Понятно, почему Савинков после всех этих воспоминаний удивляется: «Как я мог идти против коммунистов?» Ведь он, фанатик революции, по существу, жил и воевал как коммунист и только по историческому недоразумению встал под другое знамя. А они, коммунисты, осуществили его мечту, цель его жизни — убили царя!

Однажды в Париже мне попалась в руки книга Романа Гуля «Генерал Бо» — о Савинкове. И там любопытная надпись — кто-то из читателей, видимо старый русский эмигрант (писал еще по дореволюционной орфографии, с «ятями»), начертал: «Ах, если бы в наше время были Каляевы, давно большевики погибли бы!»

Как знать! А не Каляевы ли и стали большевиками?

Григорий Зиновьев писал в предисловии к книге «Загадка Савинкова»: «На свете слишком много такого, что можно уничтожить только оружием, огнем и мечом. Марксисты высказывались за массовый террор… Мы будем употреблять террор не в розницу, а оптом».

Вот и все отличие Савинкова — Каляева от Зиновьева — Дзержинского: первые вели штучный отстрел, а вторые — косили тысячами, а потом и миллионами!

_Набор данных_
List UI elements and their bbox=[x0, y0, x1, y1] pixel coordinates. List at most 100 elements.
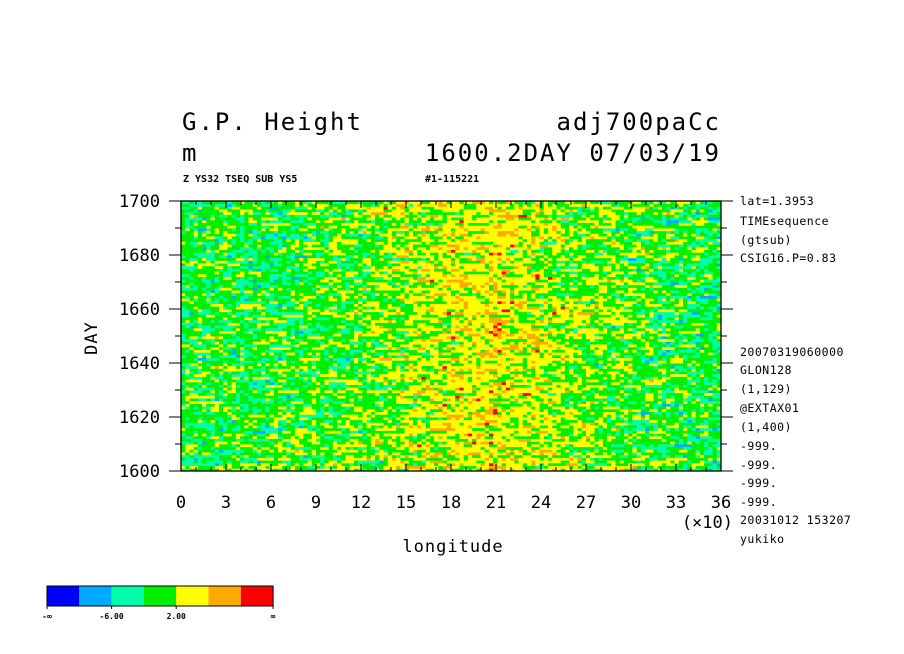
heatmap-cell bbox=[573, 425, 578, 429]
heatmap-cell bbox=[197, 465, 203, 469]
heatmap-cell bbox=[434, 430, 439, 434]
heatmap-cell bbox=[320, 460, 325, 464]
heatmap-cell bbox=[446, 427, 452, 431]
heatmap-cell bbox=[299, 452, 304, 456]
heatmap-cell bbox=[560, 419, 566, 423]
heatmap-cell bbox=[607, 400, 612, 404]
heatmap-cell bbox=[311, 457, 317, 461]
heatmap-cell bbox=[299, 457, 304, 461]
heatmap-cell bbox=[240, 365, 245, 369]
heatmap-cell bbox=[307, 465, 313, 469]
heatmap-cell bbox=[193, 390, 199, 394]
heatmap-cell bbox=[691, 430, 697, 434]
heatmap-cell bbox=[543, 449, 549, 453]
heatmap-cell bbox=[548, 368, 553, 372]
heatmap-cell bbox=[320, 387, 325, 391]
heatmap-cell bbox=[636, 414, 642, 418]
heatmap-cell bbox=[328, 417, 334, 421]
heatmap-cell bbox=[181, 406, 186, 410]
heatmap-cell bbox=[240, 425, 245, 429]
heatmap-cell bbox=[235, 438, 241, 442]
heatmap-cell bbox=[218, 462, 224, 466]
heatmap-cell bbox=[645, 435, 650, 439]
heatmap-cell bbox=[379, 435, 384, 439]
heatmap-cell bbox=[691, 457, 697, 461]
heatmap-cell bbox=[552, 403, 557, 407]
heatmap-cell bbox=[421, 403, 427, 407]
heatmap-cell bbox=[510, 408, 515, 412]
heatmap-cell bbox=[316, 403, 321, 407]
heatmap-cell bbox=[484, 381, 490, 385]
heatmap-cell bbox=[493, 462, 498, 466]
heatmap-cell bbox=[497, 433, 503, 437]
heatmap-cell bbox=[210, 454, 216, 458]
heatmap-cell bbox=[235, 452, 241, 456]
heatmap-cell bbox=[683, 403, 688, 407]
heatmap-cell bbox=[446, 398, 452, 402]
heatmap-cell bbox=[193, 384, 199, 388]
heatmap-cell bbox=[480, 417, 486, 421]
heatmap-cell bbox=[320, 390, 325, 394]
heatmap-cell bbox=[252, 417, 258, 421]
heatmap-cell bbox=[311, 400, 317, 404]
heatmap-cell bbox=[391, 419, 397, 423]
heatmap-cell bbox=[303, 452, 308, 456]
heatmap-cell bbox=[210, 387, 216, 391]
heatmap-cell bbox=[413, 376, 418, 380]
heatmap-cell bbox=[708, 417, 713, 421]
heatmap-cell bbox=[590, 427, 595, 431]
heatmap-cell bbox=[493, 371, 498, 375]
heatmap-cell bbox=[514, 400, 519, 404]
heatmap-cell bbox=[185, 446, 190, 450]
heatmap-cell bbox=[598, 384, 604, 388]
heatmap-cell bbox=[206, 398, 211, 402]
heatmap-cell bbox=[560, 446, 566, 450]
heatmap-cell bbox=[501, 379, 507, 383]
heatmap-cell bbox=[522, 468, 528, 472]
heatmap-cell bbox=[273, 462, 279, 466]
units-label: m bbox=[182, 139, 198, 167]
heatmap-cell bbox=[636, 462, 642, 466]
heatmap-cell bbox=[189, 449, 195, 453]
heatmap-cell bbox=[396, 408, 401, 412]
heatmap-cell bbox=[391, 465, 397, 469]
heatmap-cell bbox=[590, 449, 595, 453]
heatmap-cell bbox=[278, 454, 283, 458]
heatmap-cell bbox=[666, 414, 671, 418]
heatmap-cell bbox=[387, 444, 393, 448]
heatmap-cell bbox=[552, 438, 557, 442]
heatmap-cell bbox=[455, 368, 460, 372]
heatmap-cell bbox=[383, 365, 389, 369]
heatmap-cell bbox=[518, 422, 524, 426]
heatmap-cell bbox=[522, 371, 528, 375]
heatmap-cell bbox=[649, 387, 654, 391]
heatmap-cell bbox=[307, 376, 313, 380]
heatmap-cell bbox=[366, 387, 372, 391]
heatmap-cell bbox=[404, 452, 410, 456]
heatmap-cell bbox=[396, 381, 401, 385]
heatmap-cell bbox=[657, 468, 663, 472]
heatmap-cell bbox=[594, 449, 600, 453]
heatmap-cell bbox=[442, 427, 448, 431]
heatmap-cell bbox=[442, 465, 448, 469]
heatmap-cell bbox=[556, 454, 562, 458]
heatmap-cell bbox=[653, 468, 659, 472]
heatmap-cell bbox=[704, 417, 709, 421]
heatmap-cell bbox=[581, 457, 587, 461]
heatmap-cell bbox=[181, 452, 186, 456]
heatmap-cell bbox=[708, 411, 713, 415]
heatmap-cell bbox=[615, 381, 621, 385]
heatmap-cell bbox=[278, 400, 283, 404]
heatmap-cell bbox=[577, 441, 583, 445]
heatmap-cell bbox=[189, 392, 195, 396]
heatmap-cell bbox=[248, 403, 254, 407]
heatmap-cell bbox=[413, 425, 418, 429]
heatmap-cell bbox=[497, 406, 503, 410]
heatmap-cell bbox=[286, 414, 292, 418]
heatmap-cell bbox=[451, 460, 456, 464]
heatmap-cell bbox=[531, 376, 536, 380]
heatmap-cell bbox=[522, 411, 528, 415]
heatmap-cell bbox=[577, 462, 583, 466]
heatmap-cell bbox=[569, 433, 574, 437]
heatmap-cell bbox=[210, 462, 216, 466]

_Задания_
• A. Перечислите всех людей, упомянутых в отрывке о Савинкове по имени или фамилии.
• B. В каком городе автору отрывка попалась книга Романа Гуля «Генерал Бо»?
Материал никак не связан с отрывком.

_Ответы к заданиям_
• A. Савинков, Роман Гуль, Каляев, Григорий Зиновьев, Дзержинский.

• B. В Париже.